[Items from a dataset]
***
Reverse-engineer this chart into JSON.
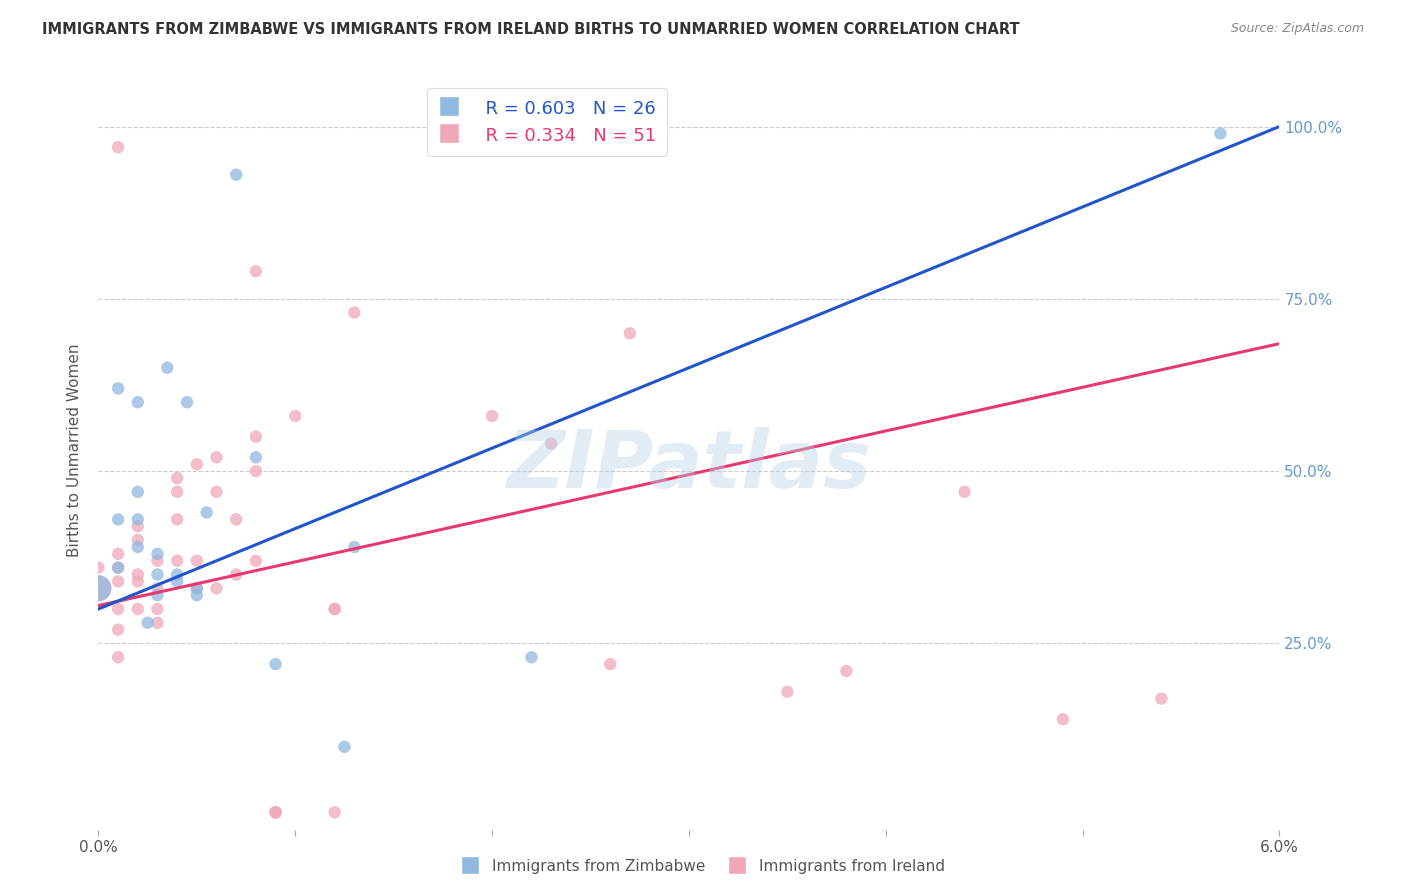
{
  "title": "IMMIGRANTS FROM ZIMBABWE VS IMMIGRANTS FROM IRELAND BIRTHS TO UNMARRIED WOMEN CORRELATION CHART",
  "source": "Source: ZipAtlas.com",
  "xlabel_blue": "Immigrants from Zimbabwe",
  "xlabel_pink": "Immigrants from Ireland",
  "ylabel": "Births to Unmarried Women",
  "watermark": "ZIPatlas",
  "xlim": [
    0.0,
    0.06
  ],
  "ylim": [
    -0.02,
    1.08
  ],
  "yticks": [
    0.25,
    0.5,
    0.75,
    1.0
  ],
  "ytick_labels": [
    "25.0%",
    "50.0%",
    "75.0%",
    "100.0%"
  ],
  "xticks": [
    0.0,
    0.01,
    0.02,
    0.03,
    0.04,
    0.05,
    0.06
  ],
  "xtick_labels_show": {
    "0.0": "0.0%",
    "0.06": "6.0%"
  },
  "legend_blue_R": "R = 0.603",
  "legend_blue_N": "N = 26",
  "legend_pink_R": "R = 0.334",
  "legend_pink_N": "N = 51",
  "blue_color": "#90b8e0",
  "pink_color": "#f0a8b8",
  "line_blue": "#2255cc",
  "line_pink": "#e83870",
  "blue_points_x": [
    0.001,
    0.001,
    0.001,
    0.002,
    0.002,
    0.002,
    0.002,
    0.003,
    0.003,
    0.003,
    0.0035,
    0.004,
    0.004,
    0.0045,
    0.005,
    0.005,
    0.0055,
    0.007,
    0.008,
    0.009,
    0.0125,
    0.013,
    0.022,
    0.057,
    0.0,
    0.0025
  ],
  "blue_points_y": [
    0.43,
    0.36,
    0.62,
    0.43,
    0.39,
    0.47,
    0.6,
    0.35,
    0.32,
    0.38,
    0.65,
    0.34,
    0.35,
    0.6,
    0.33,
    0.32,
    0.44,
    0.93,
    0.52,
    0.22,
    0.1,
    0.39,
    0.23,
    0.99,
    0.33,
    0.28
  ],
  "blue_sizes": [
    80,
    80,
    80,
    80,
    80,
    80,
    80,
    80,
    80,
    80,
    80,
    80,
    80,
    80,
    80,
    80,
    80,
    80,
    80,
    80,
    80,
    80,
    80,
    80,
    350,
    80
  ],
  "pink_points_x": [
    0.0,
    0.001,
    0.001,
    0.001,
    0.001,
    0.001,
    0.002,
    0.002,
    0.002,
    0.002,
    0.002,
    0.003,
    0.003,
    0.003,
    0.003,
    0.004,
    0.004,
    0.004,
    0.004,
    0.005,
    0.005,
    0.005,
    0.006,
    0.006,
    0.006,
    0.007,
    0.007,
    0.008,
    0.008,
    0.008,
    0.009,
    0.009,
    0.01,
    0.012,
    0.012,
    0.013,
    0.02,
    0.023,
    0.026,
    0.027,
    0.035,
    0.038,
    0.044,
    0.049,
    0.054,
    0.0,
    0.001,
    0.001,
    0.008,
    0.009,
    0.012
  ],
  "pink_points_y": [
    0.36,
    0.34,
    0.36,
    0.27,
    0.23,
    0.97,
    0.34,
    0.4,
    0.42,
    0.35,
    0.3,
    0.37,
    0.3,
    0.28,
    0.33,
    0.49,
    0.47,
    0.43,
    0.37,
    0.37,
    0.51,
    0.33,
    0.33,
    0.47,
    0.52,
    0.35,
    0.43,
    0.5,
    0.37,
    0.79,
    0.005,
    0.005,
    0.58,
    0.3,
    0.3,
    0.73,
    0.58,
    0.54,
    0.22,
    0.7,
    0.18,
    0.21,
    0.47,
    0.14,
    0.17,
    0.33,
    0.38,
    0.3,
    0.55,
    0.005,
    0.005
  ],
  "pink_sizes": [
    80,
    80,
    80,
    80,
    80,
    80,
    80,
    80,
    80,
    80,
    80,
    80,
    80,
    80,
    80,
    80,
    80,
    80,
    80,
    80,
    80,
    80,
    80,
    80,
    80,
    80,
    80,
    80,
    80,
    80,
    80,
    80,
    80,
    80,
    80,
    80,
    80,
    80,
    80,
    80,
    80,
    80,
    80,
    80,
    80,
    350,
    80,
    80,
    80,
    80,
    80
  ],
  "blue_line_x": [
    0.0,
    0.06
  ],
  "blue_line_y": [
    0.3,
    1.0
  ],
  "pink_line_x": [
    0.0,
    0.06
  ],
  "pink_line_y": [
    0.305,
    0.685
  ],
  "background_color": "#ffffff",
  "grid_color": "#cccccc",
  "title_color": "#333333",
  "source_color": "#888888",
  "right_tick_color": "#6699cc",
  "ylabel_color": "#555555"
}
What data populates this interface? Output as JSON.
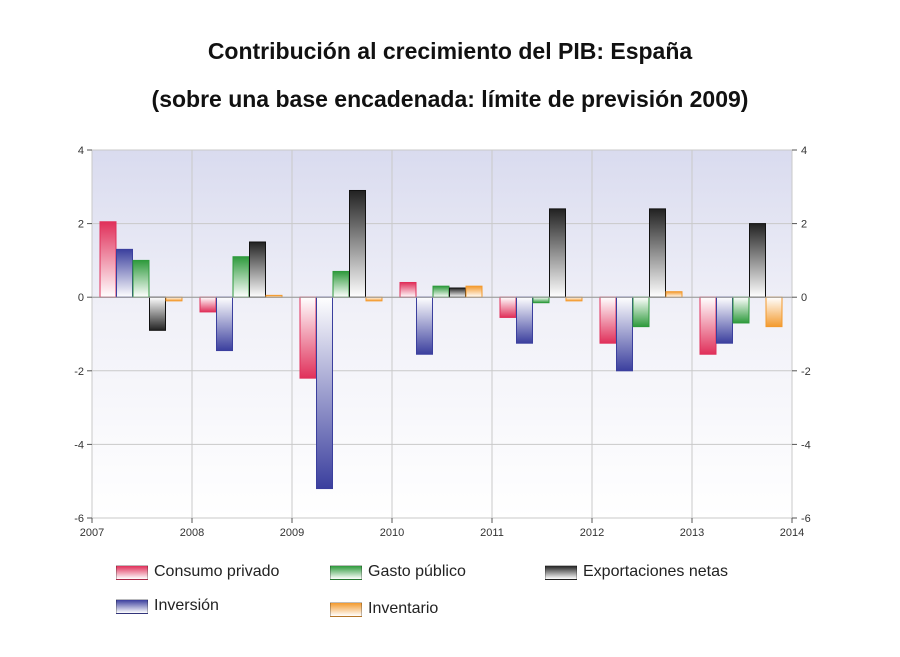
{
  "chart_data": {
    "type": "bar",
    "title": "Contribución al crecimiento del PIB: España",
    "subtitle": "(sobre una base encadenada: límite de previsión 2009)",
    "x_ticks": [
      "2007",
      "2008",
      "2009",
      "2010",
      "2011",
      "2012",
      "2013",
      "2014"
    ],
    "categories": [
      "2007",
      "2008",
      "2009",
      "2010",
      "2011",
      "2012",
      "2013"
    ],
    "ylim": [
      -6,
      4
    ],
    "y_ticks": [
      4,
      2,
      0,
      -2,
      -4,
      -6
    ],
    "grid": true,
    "legend_position": "bottom",
    "series": [
      {
        "name": "Consumo privado",
        "color": "#e0305a",
        "values": [
          2.05,
          -0.4,
          -2.2,
          0.4,
          -0.55,
          -1.25,
          -1.55
        ]
      },
      {
        "name": "Inversión",
        "color": "#3b3f9e",
        "values": [
          1.3,
          -1.45,
          -5.2,
          -1.55,
          -1.25,
          -2.0,
          -1.25
        ]
      },
      {
        "name": "Gasto público",
        "color": "#2e9a3c",
        "values": [
          1.0,
          1.1,
          0.7,
          0.3,
          -0.15,
          -0.8,
          -0.7
        ]
      },
      {
        "name": "Exportaciones netas",
        "color": "#222222",
        "values": [
          -0.9,
          1.5,
          2.9,
          0.25,
          2.4,
          2.4,
          2.0
        ]
      },
      {
        "name": "Inventario",
        "color": "#f39a2e",
        "values": [
          -0.1,
          0.05,
          -0.1,
          0.3,
          -0.1,
          0.15,
          -0.8
        ]
      }
    ]
  }
}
***
*Problem statement*: Reproduce the entries exactly. Do not carry over any picture.

*Reply*:
Reverse-engineer this chart into JSON.
{
  "title": "IMMIGRANTS FROM ZIMBABWE VS IMMIGRANTS FROM IRELAND BIRTHS TO UNMARRIED WOMEN CORRELATION CHART",
  "source": "Source: ZipAtlas.com",
  "xlabel_blue": "Immigrants from Zimbabwe",
  "xlabel_pink": "Immigrants from Ireland",
  "ylabel": "Births to Unmarried Women",
  "watermark": "ZIPatlas",
  "xlim": [
    0.0,
    0.06
  ],
  "ylim": [
    -0.02,
    1.08
  ],
  "yticks": [
    0.25,
    0.5,
    0.75,
    1.0
  ],
  "ytick_labels": [
    "25.0%",
    "50.0%",
    "75.0%",
    "100.0%"
  ],
  "xticks": [
    0.0,
    0.01,
    0.02,
    0.03,
    0.04,
    0.05,
    0.06
  ],
  "xtick_labels_show": {
    "0.0": "0.0%",
    "0.06": "6.0%"
  },
  "legend_blue_R": "R = 0.603",
  "legend_blue_N": "N = 26",
  "legend_pink_R": "R = 0.334",
  "legend_pink_N": "N = 51",
  "blue_color": "#90b8e0",
  "pink_color": "#f0a8b8",
  "line_blue": "#2255cc",
  "line_pink": "#e83870",
  "blue_points_x": [
    0.001,
    0.001,
    0.001,
    0.002,
    0.002,
    0.002,
    0.002,
    0.003,
    0.003,
    0.003,
    0.0035,
    0.004,
    0.004,
    0.0045,
    0.005,
    0.005,
    0.0055,
    0.007,
    0.008,
    0.009,
    0.0125,
    0.013,
    0.022,
    0.057,
    0.0,
    0.0025
  ],
  "blue_points_y": [
    0.43,
    0.36,
    0.62,
    0.43,
    0.39,
    0.47,
    0.6,
    0.35,
    0.32,
    0.38,
    0.65,
    0.34,
    0.35,
    0.6,
    0.33,
    0.32,
    0.44,
    0.93,
    0.52,
    0.22,
    0.1,
    0.39,
    0.23,
    0.99,
    0.33,
    0.28
  ],
  "blue_sizes": [
    80,
    80,
    80,
    80,
    80,
    80,
    80,
    80,
    80,
    80,
    80,
    80,
    80,
    80,
    80,
    80,
    80,
    80,
    80,
    80,
    80,
    80,
    80,
    80,
    350,
    80
  ],
  "pink_points_x": [
    0.0,
    0.001,
    0.001,
    0.001,
    0.001,
    0.001,
    0.002,
    0.002,
    0.002,
    0.002,
    0.002,
    0.003,
    0.003,
    0.003,
    0.003,
    0.004,
    0.004,
    0.004,
    0.004,
    0.005,
    0.005,
    0.005,
    0.006,
    0.006,
    0.006,
    0.007,
    0.007,
    0.008,
    0.008,
    0.008,
    0.009,
    0.009,
    0.01,
    0.012,
    0.012,
    0.013,
    0.02,
    0.023,
    0.026,
    0.027,
    0.035,
    0.038,
    0.044,
    0.049,
    0.054,
    0.0,
    0.001,
    0.001,
    0.008,
    0.009,
    0.012
  ],
  "pink_points_y": [
    0.36,
    0.34,
    0.36,
    0.27,
    0.23,
    0.97,
    0.34,
    0.4,
    0.42,
    0.35,
    0.3,
    0.37,
    0.3,
    0.28,
    0.33,
    0.49,
    0.47,
    0.43,
    0.37,
    0.37,
    0.51,
    0.33,
    0.33,
    0.47,
    0.52,
    0.35,
    0.43,
    0.5,
    0.37,
    0.79,
    0.005,
    0.005,
    0.58,
    0.3,
    0.3,
    0.73,
    0.58,
    0.54,
    0.22,
    0.7,
    0.18,
    0.21,
    0.47,
    0.14,
    0.17,
    0.33,
    0.38,
    0.3,
    0.55,
    0.005,
    0.005
  ],
  "pink_sizes": [
    80,
    80,
    80,
    80,
    80,
    80,
    80,
    80,
    80,
    80,
    80,
    80,
    80,
    80,
    80,
    80,
    80,
    80,
    80,
    80,
    80,
    80,
    80,
    80,
    80,
    80,
    80,
    80,
    80,
    80,
    80,
    80,
    80,
    80,
    80,
    80,
    80,
    80,
    80,
    80,
    80,
    80,
    80,
    80,
    80,
    350,
    80,
    80,
    80,
    80,
    80
  ],
  "blue_line_x": [
    0.0,
    0.06
  ],
  "blue_line_y": [
    0.3,
    1.0
  ],
  "pink_line_x": [
    0.0,
    0.06
  ],
  "pink_line_y": [
    0.305,
    0.685
  ],
  "background_color": "#ffffff",
  "grid_color": "#cccccc",
  "title_color": "#333333",
  "source_color": "#888888",
  "right_tick_color": "#6699cc",
  "ylabel_color": "#555555"
}
What data populates this interface? Output as JSON.
{
  "chart_data": {
    "type": "bar",
    "title": "Contribución al crecimiento del PIB: España",
    "subtitle": "(sobre una base encadenada: límite de previsión 2009)",
    "x_ticks": [
      "2007",
      "2008",
      "2009",
      "2010",
      "2011",
      "2012",
      "2013",
      "2014"
    ],
    "categories": [
      "2007",
      "2008",
      "2009",
      "2010",
      "2011",
      "2012",
      "2013"
    ],
    "ylim": [
      -6,
      4
    ],
    "y_ticks": [
      4,
      2,
      0,
      -2,
      -4,
      -6
    ],
    "grid": true,
    "legend_position": "bottom",
    "series": [
      {
        "name": "Consumo privado",
        "color": "#e0305a",
        "values": [
          2.05,
          -0.4,
          -2.2,
          0.4,
          -0.55,
          -1.25,
          -1.55
        ]
      },
      {
        "name": "Inversión",
        "color": "#3b3f9e",
        "values": [
          1.3,
          -1.45,
          -5.2,
          -1.55,
          -1.25,
          -2.0,
          -1.25
        ]
      },
      {
        "name": "Gasto público",
        "color": "#2e9a3c",
        "values": [
          1.0,
          1.1,
          0.7,
          0.3,
          -0.15,
          -0.8,
          -0.7
        ]
      },
      {
        "name": "Exportaciones netas",
        "color": "#222222",
        "values": [
          -0.9,
          1.5,
          2.9,
          0.25,
          2.4,
          2.4,
          2.0
        ]
      },
      {
        "name": "Inventario",
        "color": "#f39a2e",
        "values": [
          -0.1,
          0.05,
          -0.1,
          0.3,
          -0.1,
          0.15,
          -0.8
        ]
      }
    ]
  }
}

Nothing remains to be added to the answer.